WORK REQUIRED: Locate the word "breadcrumb" in the entries below, then gather every line that holds it.

Stored entries:

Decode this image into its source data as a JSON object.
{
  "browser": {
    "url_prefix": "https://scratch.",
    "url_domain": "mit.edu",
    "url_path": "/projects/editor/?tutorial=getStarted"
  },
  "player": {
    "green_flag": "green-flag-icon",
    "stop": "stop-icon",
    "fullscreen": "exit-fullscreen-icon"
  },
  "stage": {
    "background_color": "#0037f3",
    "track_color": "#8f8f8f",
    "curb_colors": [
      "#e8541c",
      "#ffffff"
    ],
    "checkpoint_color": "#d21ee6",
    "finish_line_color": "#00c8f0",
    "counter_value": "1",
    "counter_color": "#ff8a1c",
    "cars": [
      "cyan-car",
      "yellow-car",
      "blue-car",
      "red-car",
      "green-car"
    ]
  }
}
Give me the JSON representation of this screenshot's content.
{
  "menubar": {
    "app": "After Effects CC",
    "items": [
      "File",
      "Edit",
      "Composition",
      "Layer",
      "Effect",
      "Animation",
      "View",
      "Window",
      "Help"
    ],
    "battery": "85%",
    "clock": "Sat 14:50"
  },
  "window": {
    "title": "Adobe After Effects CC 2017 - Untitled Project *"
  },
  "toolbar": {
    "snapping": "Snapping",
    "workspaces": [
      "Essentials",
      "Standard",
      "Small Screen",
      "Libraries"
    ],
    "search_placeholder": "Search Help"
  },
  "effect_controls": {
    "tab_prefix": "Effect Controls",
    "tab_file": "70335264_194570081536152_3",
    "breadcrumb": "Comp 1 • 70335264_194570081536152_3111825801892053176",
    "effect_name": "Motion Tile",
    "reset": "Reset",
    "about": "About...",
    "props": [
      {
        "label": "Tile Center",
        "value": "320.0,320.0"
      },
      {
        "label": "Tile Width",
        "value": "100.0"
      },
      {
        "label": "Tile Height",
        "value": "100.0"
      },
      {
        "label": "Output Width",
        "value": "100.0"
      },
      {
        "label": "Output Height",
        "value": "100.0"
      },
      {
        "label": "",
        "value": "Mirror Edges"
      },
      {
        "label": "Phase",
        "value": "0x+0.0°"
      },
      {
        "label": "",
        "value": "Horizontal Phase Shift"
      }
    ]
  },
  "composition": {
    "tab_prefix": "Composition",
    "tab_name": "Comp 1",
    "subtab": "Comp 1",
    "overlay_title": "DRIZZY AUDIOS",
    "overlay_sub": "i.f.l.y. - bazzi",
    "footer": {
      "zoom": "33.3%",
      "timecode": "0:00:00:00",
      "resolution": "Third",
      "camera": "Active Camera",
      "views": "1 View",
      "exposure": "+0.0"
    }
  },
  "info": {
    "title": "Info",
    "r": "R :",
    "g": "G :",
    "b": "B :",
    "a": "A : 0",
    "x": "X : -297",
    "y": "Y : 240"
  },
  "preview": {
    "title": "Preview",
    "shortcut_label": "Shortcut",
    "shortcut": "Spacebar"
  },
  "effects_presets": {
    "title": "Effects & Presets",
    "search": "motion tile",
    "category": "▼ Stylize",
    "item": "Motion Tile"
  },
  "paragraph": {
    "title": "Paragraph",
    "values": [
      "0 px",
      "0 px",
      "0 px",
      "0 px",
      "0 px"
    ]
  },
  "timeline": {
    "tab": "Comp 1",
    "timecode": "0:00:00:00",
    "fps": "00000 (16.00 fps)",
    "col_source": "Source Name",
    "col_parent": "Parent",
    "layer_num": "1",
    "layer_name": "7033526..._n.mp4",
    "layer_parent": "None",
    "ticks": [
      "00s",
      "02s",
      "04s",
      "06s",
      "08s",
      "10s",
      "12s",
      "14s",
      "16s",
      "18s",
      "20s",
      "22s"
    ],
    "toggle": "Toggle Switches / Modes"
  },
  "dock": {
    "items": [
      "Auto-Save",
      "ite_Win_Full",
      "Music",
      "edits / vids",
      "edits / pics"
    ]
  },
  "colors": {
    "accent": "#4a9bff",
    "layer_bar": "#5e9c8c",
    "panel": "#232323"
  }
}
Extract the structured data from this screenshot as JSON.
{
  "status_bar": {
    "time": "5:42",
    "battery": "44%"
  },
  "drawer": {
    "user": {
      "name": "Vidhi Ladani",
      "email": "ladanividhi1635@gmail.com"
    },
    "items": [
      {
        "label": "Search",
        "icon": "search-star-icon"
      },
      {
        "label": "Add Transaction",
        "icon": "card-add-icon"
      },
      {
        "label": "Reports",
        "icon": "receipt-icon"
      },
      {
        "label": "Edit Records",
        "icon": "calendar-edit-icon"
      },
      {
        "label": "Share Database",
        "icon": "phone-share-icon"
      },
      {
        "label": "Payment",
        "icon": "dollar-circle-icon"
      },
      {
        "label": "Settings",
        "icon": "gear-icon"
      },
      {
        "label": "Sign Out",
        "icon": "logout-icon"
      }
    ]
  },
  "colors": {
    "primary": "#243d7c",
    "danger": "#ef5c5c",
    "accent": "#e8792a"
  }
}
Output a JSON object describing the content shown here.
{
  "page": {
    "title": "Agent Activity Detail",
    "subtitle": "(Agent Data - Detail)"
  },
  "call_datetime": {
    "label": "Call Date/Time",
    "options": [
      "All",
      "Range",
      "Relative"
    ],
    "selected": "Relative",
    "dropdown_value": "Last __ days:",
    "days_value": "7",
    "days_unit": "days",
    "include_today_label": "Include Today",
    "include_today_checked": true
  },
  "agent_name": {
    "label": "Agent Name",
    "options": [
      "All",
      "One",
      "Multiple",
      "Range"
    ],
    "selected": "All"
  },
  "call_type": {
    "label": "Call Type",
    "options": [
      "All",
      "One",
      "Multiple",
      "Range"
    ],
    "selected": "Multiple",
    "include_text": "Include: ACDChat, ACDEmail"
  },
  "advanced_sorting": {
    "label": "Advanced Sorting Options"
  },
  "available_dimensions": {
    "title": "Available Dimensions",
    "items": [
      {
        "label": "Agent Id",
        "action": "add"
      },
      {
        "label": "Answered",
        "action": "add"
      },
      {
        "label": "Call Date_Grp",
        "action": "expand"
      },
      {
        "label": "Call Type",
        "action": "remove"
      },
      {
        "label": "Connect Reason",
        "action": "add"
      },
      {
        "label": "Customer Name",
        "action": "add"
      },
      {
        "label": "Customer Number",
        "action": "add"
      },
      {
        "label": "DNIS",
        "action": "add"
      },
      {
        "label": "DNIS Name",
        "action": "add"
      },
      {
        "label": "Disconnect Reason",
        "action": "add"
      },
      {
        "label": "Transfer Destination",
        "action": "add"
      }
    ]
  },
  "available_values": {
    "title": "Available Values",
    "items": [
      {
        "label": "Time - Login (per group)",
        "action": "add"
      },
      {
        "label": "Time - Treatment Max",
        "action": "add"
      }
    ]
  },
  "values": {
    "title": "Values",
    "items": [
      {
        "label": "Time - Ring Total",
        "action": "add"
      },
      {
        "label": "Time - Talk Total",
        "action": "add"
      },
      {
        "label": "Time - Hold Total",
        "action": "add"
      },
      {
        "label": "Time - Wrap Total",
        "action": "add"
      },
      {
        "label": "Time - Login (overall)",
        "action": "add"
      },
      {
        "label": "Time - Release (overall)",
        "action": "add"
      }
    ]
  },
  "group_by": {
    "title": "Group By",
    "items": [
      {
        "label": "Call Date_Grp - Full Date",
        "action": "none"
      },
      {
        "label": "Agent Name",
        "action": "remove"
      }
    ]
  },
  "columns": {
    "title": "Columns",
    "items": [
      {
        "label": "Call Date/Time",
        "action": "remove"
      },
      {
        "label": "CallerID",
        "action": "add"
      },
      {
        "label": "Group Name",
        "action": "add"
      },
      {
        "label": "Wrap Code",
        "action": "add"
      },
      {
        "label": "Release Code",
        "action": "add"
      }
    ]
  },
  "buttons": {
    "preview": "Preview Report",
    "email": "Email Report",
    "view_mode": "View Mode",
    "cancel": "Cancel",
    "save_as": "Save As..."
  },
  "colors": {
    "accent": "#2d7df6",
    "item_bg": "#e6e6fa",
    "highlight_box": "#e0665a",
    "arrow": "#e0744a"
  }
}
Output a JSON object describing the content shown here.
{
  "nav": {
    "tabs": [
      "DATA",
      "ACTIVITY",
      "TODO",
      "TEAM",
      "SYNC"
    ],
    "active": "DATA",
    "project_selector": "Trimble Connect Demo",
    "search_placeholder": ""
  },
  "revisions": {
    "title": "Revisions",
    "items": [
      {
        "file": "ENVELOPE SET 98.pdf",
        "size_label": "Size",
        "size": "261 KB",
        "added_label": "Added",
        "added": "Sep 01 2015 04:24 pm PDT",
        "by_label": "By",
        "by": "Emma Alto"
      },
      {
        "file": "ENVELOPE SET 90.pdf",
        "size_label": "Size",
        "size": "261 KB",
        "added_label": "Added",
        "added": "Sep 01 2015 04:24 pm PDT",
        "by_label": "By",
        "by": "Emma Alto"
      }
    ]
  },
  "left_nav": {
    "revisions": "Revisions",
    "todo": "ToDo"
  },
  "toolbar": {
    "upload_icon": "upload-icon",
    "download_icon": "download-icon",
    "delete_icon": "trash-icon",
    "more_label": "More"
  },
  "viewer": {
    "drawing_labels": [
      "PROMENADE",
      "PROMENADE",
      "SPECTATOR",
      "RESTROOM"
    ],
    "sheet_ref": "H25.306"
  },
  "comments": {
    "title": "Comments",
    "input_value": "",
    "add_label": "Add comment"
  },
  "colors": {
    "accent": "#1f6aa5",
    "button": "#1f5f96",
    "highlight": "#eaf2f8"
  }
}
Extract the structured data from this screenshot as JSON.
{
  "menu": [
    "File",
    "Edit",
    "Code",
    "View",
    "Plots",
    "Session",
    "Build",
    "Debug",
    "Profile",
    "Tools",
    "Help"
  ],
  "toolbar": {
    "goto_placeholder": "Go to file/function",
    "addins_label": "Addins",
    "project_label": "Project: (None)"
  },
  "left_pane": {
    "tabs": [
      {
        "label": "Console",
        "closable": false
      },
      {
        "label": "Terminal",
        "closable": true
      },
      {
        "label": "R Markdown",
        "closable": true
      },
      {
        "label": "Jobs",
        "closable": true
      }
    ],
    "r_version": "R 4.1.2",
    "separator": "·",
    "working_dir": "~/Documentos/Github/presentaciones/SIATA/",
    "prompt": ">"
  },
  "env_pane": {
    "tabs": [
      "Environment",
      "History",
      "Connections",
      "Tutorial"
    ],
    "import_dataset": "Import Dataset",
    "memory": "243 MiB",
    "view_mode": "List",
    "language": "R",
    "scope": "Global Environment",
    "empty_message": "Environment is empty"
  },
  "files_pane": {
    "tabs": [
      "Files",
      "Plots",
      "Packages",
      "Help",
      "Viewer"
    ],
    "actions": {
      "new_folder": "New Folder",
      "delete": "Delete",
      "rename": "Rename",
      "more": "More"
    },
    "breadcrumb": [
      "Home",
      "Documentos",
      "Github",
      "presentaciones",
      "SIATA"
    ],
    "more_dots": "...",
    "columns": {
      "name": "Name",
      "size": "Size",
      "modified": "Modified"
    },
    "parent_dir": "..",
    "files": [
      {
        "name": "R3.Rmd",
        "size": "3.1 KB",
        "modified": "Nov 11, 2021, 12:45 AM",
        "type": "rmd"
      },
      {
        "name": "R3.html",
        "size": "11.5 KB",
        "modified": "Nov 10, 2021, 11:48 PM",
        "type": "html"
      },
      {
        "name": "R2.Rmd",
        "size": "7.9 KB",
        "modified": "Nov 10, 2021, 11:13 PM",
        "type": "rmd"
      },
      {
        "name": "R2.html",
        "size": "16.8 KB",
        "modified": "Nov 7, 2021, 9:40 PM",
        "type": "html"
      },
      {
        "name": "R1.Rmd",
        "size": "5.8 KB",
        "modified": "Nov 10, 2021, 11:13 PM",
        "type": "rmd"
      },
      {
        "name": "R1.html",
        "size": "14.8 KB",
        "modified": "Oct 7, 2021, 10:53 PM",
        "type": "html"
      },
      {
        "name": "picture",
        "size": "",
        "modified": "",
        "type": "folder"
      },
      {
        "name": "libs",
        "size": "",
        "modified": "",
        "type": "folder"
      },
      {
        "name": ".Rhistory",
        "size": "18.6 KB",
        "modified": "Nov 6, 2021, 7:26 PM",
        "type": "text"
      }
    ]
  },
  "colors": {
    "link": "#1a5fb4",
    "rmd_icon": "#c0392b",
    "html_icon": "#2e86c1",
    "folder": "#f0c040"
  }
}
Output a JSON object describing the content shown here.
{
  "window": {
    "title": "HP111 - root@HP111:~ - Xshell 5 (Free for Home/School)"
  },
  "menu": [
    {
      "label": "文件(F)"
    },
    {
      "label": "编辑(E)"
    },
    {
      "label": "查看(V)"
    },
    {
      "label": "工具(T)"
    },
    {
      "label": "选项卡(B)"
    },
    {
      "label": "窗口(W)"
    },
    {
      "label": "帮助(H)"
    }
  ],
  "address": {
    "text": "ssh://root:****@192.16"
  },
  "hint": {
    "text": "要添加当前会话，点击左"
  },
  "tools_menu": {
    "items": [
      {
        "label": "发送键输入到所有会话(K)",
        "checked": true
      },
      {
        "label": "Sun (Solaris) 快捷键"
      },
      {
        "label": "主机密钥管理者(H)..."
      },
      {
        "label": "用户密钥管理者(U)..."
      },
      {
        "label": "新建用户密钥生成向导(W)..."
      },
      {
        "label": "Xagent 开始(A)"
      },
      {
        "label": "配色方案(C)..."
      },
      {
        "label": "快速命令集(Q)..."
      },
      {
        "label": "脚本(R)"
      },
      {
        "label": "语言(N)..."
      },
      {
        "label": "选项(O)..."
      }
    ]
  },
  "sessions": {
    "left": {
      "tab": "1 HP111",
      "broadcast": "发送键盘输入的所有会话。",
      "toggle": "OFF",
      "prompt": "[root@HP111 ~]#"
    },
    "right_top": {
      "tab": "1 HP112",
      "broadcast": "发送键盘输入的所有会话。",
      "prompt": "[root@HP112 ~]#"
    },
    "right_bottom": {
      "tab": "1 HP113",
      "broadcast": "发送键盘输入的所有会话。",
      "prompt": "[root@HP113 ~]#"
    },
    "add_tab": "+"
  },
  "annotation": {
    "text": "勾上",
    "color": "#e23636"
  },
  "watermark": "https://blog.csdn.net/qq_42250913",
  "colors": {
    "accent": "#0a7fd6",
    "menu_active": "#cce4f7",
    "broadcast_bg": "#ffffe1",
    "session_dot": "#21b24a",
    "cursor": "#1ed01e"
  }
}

SOLUTION FOR THIS PROBLEM:
    "breadcrumb": "Comp 1 • 70335264_194570081536152_3111825801892053176",
    "breadcrumb": [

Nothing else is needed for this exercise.